*** DOCUMENT PASSAGE ***
The headspace volatiles of P. abies bark inoculated with I. typographus fungal symbionts were distinct from those of fungus-free bark 4 d after inoculation when analyzed using gas chromatography with flame ionization detection (GC-FID) and gas chromatography–mass spectrometry (GC–MS) ( S2 – S7 Tables). For G. penicillata-inoculated bark, PCA analysis revealed that nearly 68% of the variation in the volatile profiles was explained by the first two principal components ( Fig 2A ).

(A) Arena used for trap bioassays to study the behavior of I. typographus to volatiles emitted by a symbiotic fungus. Cups containing agar (with and without fungus) were offered to beetles as odor samples. Holes on each side of the cup allowed the beetles to smell but not touch the agar until they entered the cup and then could no longer escape. (B, C) Adult beetles chose Gp-colonized agar medium over fungus-free medium (n = 25, with two beetles per replicate). (D) Adult beetles chose Gp-inoculated spruce bark agar over Gp-inoculated agar without spruce bark (n = 25). (B–D) Deviation of response indices against zero was tested using Wilcoxon’s test. The data underlying this Figure can be found at https://doi.org/10.6084/m9.figshare.21692156.v1 .

Adult I. typographus beetles were strongly attracted to volatiles emitted by their symbiotic fungus G. penicillata grown on both potato dextrose agar (PDA) or spruce bark agar (SBA) compared to the respective fungus-free agar controls in laboratory trap bioassays ( Fig 1 ) (PDA, z = 3.34, p = 0.001; SBA, z = 2.83, p = 0.005, Wilcoxon’s test). Further, bark beetles showed a stronger attraction towards G. penicillata grown on SBA over the same fungus grown on PDA ( Fig 1D ) (z = 4.28, p < 0.001, Wilcoxon’s test). Volatiles from several other bark beetle fungal symbionts, such as E. polonica and L. europhioides, grown on SBA were also attractive to adult beetles, although not all bark beetle-associated fungi, nor an antagonistic, nonsymbiotic saprophyte (Trichoderma sp.), tested in this way emitted attractive volatile blends ( S1 Fig ) [ 39 ].

Discussion

The successful attack of bark beetles on their host trees is invariably associated with free-living fungal symbionts. These symbionts may detoxify the terpene-rich defensive resin of the host tree, hasten host tree death, provide nutritional benefits, and increase resistance to pathogens [16,17,21]. Here, we document the ability of I. typographus fungal symbionts to metabolize host tree monoterpenes to oxygenated derivatives based on experiments in which we cultured fungi with and without host tree monoterpenes. Several oxygenated monoterpenes have been previously identified as volatiles released from trees that were attacked by I. typographus [32,33,35]. We showed that these are fungal metabolites that become dominant components of the volatile profile making up over half of the total bark volatiles emitted 12 d following infection. Bark beetle OSNs can detect many of these oxygenated monoterpenes, and some of these compounds attract adult beetles to diets inoculated with fungal symbionts. We hypothesize that oxygenated monoterpenes may assist adult beetles in locating suitable breeding and feeding sites [34,45].
*** End of DOCUMENT PASSAGE ***
*** EXCERPTED DATA ***
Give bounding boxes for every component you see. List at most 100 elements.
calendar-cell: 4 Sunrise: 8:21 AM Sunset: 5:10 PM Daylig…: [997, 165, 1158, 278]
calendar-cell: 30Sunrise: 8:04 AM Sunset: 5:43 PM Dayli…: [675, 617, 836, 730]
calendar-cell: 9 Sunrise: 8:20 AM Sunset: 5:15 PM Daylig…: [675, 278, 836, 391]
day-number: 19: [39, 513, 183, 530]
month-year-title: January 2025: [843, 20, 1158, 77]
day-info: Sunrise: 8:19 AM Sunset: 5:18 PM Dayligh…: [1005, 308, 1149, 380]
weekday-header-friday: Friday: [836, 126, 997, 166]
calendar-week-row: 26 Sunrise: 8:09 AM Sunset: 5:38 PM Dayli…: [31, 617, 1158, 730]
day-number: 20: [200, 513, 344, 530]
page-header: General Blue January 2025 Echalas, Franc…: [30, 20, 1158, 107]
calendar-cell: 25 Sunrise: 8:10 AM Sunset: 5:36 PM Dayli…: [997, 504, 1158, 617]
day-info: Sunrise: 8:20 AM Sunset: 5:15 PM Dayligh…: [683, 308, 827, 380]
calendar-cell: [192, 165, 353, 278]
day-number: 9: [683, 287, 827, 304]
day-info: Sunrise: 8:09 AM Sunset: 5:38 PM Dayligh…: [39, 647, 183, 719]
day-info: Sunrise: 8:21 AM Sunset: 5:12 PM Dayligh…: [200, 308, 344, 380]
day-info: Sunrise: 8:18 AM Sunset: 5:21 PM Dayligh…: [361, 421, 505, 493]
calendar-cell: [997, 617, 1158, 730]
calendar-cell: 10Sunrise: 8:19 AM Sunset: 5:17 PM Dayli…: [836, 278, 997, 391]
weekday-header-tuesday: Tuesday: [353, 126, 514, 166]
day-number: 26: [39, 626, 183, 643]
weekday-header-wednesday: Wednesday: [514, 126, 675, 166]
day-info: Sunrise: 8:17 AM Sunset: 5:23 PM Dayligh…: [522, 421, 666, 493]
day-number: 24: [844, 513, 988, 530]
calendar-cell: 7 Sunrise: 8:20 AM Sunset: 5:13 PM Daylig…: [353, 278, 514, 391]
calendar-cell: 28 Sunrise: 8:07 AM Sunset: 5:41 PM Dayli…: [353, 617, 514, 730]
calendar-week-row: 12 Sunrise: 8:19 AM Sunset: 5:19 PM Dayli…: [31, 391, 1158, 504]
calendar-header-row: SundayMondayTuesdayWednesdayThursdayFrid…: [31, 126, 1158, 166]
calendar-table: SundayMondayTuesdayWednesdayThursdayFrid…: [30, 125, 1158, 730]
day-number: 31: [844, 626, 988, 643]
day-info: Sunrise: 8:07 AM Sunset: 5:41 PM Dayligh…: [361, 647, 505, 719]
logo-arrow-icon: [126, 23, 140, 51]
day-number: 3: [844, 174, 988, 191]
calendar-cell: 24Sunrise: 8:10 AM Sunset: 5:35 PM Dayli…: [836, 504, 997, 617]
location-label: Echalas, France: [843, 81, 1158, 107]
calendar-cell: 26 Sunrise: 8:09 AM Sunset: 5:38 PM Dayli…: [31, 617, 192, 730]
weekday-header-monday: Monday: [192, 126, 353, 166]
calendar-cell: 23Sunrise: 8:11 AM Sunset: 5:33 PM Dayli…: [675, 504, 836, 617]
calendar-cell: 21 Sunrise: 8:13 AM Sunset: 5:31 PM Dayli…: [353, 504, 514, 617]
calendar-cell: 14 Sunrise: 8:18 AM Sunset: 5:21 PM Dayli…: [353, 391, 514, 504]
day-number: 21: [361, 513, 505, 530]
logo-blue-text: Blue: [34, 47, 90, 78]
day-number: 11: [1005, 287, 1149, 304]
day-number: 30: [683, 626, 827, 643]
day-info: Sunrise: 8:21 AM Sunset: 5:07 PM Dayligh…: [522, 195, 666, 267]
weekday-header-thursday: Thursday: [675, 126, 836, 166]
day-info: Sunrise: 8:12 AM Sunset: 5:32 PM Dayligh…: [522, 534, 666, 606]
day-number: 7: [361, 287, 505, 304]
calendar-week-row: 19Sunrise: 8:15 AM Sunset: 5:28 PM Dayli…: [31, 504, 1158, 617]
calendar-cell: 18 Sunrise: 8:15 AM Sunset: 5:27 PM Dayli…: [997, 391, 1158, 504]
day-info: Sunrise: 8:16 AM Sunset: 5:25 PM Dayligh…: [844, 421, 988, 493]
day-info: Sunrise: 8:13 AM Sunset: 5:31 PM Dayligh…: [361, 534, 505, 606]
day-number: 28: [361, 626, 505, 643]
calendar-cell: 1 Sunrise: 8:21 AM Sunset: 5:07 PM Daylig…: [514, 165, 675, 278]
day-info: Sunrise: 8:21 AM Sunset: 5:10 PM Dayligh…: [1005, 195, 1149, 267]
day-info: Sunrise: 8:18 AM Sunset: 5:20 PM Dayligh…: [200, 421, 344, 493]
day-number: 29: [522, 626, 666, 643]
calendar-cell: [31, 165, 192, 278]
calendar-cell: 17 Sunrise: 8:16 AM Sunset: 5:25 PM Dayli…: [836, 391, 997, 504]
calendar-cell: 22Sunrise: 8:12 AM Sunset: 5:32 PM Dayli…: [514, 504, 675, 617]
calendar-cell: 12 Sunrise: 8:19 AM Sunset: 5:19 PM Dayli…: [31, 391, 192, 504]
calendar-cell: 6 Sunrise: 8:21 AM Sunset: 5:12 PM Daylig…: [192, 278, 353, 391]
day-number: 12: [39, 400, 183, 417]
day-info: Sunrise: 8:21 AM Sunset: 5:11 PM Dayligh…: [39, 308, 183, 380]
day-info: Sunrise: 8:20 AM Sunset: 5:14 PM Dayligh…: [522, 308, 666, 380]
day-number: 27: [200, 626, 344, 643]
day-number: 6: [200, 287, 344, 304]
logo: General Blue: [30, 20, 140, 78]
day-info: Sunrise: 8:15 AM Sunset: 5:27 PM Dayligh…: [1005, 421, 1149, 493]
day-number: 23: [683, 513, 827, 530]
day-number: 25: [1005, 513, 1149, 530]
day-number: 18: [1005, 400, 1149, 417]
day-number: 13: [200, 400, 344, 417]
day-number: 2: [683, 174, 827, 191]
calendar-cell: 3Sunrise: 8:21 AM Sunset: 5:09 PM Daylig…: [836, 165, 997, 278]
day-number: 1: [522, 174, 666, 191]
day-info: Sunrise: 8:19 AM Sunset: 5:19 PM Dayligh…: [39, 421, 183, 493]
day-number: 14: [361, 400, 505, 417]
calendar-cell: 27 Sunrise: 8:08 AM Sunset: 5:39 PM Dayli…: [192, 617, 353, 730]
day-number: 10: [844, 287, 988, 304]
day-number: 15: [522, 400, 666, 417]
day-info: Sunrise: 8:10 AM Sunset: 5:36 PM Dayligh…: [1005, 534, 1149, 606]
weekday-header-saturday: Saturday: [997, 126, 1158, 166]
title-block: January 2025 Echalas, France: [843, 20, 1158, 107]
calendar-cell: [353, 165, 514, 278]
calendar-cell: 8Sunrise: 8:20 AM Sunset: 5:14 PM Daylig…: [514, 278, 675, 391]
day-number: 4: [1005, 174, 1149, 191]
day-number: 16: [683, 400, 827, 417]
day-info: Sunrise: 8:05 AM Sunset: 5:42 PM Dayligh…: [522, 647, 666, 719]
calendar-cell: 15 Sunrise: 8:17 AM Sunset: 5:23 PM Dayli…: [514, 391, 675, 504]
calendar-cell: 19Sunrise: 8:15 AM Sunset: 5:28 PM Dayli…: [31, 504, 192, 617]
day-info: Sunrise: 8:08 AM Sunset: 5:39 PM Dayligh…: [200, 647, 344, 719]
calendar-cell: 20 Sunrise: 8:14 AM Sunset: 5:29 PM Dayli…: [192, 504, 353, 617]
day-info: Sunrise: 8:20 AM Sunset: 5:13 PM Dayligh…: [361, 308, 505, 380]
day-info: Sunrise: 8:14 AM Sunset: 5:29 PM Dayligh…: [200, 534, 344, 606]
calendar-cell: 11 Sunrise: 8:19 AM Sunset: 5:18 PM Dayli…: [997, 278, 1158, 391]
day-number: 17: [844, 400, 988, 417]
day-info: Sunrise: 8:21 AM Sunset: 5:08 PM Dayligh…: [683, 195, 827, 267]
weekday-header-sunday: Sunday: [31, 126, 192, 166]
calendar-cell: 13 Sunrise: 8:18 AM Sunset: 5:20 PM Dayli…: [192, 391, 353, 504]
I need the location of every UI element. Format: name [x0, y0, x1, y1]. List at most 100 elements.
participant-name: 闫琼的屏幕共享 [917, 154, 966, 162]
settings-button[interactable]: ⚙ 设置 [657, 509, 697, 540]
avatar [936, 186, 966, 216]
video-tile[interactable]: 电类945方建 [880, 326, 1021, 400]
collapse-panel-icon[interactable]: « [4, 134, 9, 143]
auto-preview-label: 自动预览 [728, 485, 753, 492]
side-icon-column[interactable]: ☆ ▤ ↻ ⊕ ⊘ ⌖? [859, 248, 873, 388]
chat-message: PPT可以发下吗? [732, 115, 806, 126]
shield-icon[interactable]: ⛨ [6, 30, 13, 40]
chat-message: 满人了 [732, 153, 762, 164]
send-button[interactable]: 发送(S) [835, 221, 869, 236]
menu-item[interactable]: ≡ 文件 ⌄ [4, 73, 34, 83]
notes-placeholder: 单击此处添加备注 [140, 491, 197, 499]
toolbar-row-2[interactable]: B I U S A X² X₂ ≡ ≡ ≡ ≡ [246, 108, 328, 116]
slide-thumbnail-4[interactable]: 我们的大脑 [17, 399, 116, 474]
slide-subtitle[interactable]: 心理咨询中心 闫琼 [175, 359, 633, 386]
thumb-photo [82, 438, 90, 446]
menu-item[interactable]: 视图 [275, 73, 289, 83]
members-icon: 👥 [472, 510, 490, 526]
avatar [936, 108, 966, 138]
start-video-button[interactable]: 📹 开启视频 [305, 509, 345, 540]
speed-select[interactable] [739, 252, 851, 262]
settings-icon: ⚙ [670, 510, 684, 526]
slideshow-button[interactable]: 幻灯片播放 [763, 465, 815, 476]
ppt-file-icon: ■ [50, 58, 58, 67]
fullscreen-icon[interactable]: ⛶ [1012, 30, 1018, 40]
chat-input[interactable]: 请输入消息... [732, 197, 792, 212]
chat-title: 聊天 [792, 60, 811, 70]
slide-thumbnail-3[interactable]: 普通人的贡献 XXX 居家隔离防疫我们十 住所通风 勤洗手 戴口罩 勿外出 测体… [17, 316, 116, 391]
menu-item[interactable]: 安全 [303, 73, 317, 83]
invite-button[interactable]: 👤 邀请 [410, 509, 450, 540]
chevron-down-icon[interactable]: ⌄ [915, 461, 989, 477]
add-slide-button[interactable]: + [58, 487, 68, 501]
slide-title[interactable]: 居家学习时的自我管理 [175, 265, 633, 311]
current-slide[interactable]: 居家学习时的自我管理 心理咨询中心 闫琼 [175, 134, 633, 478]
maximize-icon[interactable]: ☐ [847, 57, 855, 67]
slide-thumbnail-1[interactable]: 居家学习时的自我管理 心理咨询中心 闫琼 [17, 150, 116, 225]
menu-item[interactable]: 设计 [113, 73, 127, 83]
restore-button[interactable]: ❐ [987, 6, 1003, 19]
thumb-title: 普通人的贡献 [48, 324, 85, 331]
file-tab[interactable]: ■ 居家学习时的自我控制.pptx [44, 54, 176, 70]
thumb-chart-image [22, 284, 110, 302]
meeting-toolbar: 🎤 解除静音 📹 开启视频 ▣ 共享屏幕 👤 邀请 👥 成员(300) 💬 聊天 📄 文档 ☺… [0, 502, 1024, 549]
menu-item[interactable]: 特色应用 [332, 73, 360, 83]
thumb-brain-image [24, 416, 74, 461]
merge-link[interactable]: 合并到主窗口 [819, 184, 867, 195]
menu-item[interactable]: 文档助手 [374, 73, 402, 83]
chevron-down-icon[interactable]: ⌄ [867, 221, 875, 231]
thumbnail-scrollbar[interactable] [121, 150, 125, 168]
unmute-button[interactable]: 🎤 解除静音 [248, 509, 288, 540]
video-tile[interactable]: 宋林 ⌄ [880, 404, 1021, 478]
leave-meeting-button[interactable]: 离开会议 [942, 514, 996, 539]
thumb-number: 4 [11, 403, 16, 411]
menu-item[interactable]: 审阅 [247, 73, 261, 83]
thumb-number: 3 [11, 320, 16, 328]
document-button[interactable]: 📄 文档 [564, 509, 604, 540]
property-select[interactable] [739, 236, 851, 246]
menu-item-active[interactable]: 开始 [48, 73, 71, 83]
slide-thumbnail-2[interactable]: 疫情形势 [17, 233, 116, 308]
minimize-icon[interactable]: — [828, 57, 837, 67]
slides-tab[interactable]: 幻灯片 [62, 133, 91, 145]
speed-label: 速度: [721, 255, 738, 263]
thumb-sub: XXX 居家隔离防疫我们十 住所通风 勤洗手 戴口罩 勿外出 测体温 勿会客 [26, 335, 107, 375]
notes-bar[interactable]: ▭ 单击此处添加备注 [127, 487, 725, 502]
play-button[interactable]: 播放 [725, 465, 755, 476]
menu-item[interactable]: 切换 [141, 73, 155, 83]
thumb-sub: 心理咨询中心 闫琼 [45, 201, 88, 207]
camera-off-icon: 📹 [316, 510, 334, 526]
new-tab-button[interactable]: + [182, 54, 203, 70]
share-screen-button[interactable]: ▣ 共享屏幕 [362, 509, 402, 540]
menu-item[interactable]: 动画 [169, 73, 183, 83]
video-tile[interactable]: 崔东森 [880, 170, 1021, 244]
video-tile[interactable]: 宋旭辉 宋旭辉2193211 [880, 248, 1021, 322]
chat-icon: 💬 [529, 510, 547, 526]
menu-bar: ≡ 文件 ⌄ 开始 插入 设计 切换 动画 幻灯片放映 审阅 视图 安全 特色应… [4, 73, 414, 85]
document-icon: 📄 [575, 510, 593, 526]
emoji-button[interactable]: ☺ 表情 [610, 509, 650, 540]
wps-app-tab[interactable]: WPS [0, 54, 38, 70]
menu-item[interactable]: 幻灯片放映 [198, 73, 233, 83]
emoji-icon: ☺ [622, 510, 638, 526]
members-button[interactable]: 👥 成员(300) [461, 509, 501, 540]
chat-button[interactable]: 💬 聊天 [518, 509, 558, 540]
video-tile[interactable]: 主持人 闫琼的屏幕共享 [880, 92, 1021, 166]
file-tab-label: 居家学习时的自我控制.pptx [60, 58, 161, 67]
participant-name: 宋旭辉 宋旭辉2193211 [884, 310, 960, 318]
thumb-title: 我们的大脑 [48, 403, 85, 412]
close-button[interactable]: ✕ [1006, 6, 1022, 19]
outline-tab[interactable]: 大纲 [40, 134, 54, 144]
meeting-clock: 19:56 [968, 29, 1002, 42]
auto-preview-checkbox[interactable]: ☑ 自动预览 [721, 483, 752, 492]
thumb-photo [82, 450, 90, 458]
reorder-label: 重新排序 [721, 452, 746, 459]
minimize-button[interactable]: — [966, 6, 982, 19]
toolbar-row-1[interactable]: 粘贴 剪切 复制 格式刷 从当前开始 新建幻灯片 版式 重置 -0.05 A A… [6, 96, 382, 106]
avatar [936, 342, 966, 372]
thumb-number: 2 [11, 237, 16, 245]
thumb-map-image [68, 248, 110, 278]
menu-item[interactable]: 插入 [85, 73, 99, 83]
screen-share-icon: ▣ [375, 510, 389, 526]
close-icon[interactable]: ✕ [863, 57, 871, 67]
*** End of EXCERPTED DATA ***
# [TASK 1]
Name every way the bark beetle symbiont text says fungal symbionts may benefit the beetles' attack on host trees.
# [TASK 2]
Continue the discussion of bark beetle fungal symbionts and oxygenated monoterpenes from its final sentence.

# [RESPONSE BOX 1]
- They may detoxify the terpene-rich defensive resin of the host tree.
- They may hasten host tree death.
- They may provide nutritional benefits.
- They may increase resistance to pathogens.

# [RESPONSE BOX 2]
Bark beetle symbiotic fungi metabolize host tree monoterpenes to oxidized derivatives Fungi are well known to metabolize monoterpenes as well as many other chemical compounds they encounter in their natural environments [46,47]. In particular, fungi associated with conifer trees are reported to transform different types of resin monoterpenes to oxidized derivatives [48,49]. Previous literature describes this capability for a symbiotic fungus of the North American bark beetle Dendroctonus ponderosae [50]. Here, we showed that fungal symbionts of the European spruce bark beetle I. typographus also oxidize monoterpenes of their host trees by adding monoterpene standards to the culture medium and by growing symbionts on spruce bark with natural levels of monoterpenes. Oxidation of monoterpenes can be considered a detoxification process since these lipophilic compounds have antifungal properties [49,50], and oxidation may facilitate excretion by increasing polarity. However, individual oxidative transformations may not necessarily decrease toxicity but could serve as entry points to reaction cascades that allow monoterpenes to be degraded and used as carbon sources for intermediary metabolism [50,51]. Here, we only searched for the volatile monoterpene metabolites of fungal symbionts and so cannot speculate on whether or not monoterpenes are employed as carbon sources. Although we did not use isotopically labeled substances to confirm that fungal symbionts metabolize host tree monoterpenes to oxygenated derivatives, the de novo synthesis of oxygenated cyclic monoterpenes by these fungi can be almost ruled out. In previous work, we collected volatiles from G. penicillata and the other I. typographus-associated fungi studied here growing under many conditions without spruce bark or supplemental monoterpenes [38]. While we detected a large range of volatile compounds, we never found any trace of oxidized cyclic monoterpenes like those reported here, which all have the bornane, p-menthane, pinane, or thujane carbon skeletons characteristic of spruce monoterpenes. Some fungi do produce cyclic monoterpenes of their own, but none have yet been reported to synthesize the variety of cyclic skeletons produced by conifers, and so are very likely to obtain their precursors for oxygenated monoterpenes from conifer trees.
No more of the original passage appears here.